* ROWS *
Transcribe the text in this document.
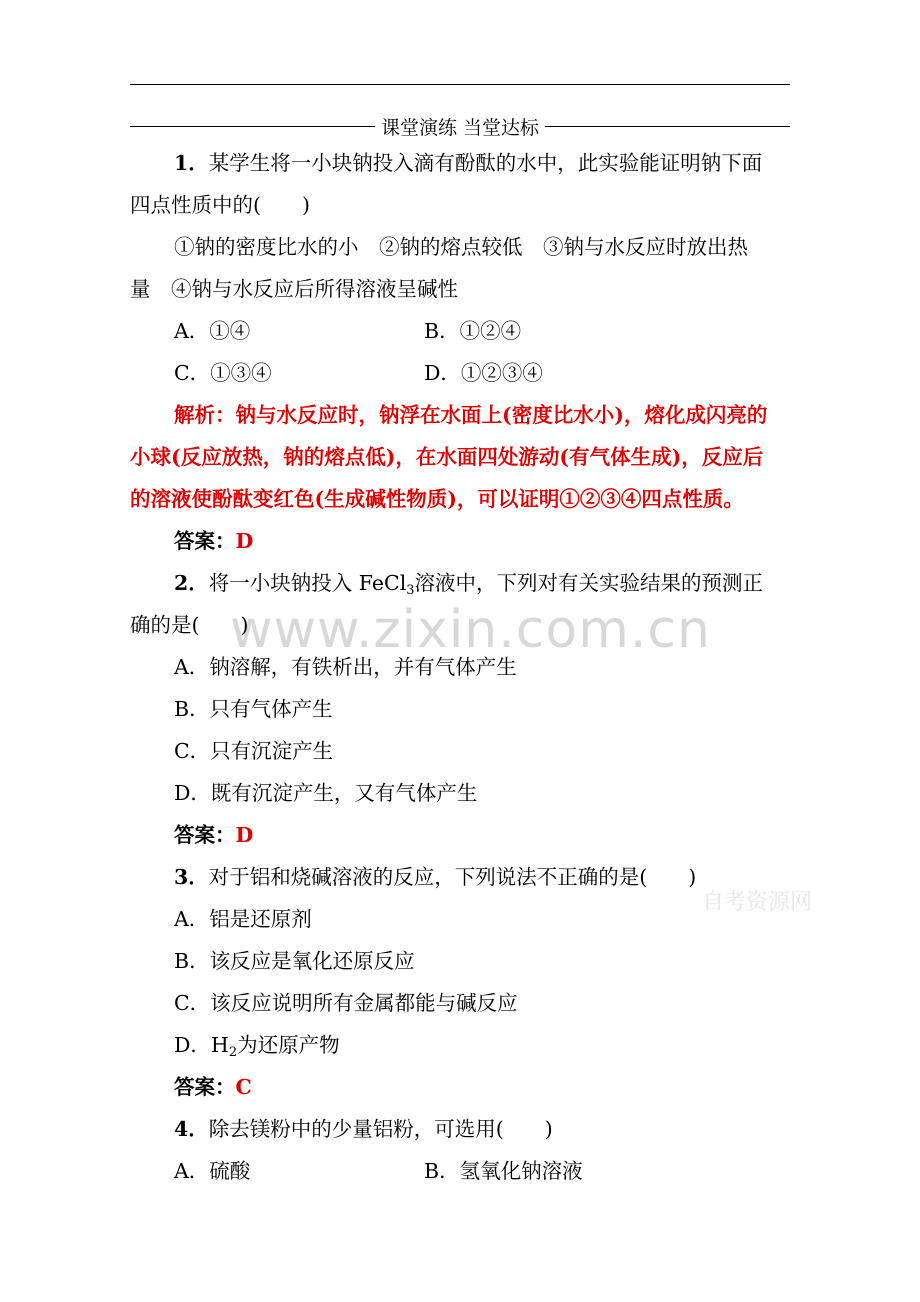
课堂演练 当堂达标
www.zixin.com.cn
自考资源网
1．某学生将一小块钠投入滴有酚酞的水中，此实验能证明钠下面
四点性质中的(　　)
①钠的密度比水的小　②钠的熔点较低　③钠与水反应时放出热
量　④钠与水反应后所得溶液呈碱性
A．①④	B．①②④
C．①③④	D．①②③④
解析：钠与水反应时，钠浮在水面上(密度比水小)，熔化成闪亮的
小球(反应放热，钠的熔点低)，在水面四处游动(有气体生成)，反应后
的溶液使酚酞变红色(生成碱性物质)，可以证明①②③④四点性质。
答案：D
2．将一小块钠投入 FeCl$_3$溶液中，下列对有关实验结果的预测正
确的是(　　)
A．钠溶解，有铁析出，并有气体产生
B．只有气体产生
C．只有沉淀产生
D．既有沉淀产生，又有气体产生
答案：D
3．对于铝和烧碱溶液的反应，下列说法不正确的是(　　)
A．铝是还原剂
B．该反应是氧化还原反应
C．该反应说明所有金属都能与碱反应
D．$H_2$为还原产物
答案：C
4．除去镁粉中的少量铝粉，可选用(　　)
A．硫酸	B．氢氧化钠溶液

* DIRECTION *
Leave out the pictures and output every record above precisely as given.

* EXERCISE RESPONSE *
Transcribe the text in this document.
课堂演练 当堂达标
www.zixin.com.cn
自考资源网
1．某学生将一小块钠投入滴有酚酞的水中，此实验能证明钠下面
四点性质中的(　　)
①钠的密度比水的小　②钠的熔点较低　③钠与水反应时放出热
量　④钠与水反应后所得溶液呈碱性
A．①④	B．①②④
C．①③④	D．①②③④
解析：钠与水反应时，钠浮在水面上(密度比水小)，熔化成闪亮的
小球(反应放热，钠的熔点低)，在水面四处游动(有气体生成)，反应后
的溶液使酚酞变红色(生成碱性物质)，可以证明①②③④四点性质。
答案：D
2．将一小块钠投入 FeCl$_3$溶液中，下列对有关实验结果的预测正
确的是(　　)
A．钠溶解，有铁析出，并有气体产生
B．只有气体产生
C．只有沉淀产生
D．既有沉淀产生，又有气体产生
答案：D
3．对于铝和烧碱溶液的反应，下列说法不正确的是(　　)
A．铝是还原剂
B．该反应是氧化还原反应
C．该反应说明所有金属都能与碱反应
D．$H_2$为还原产物
答案：C
4．除去镁粉中的少量铝粉，可选用(　　)
A．硫酸	B．氢氧化钠溶液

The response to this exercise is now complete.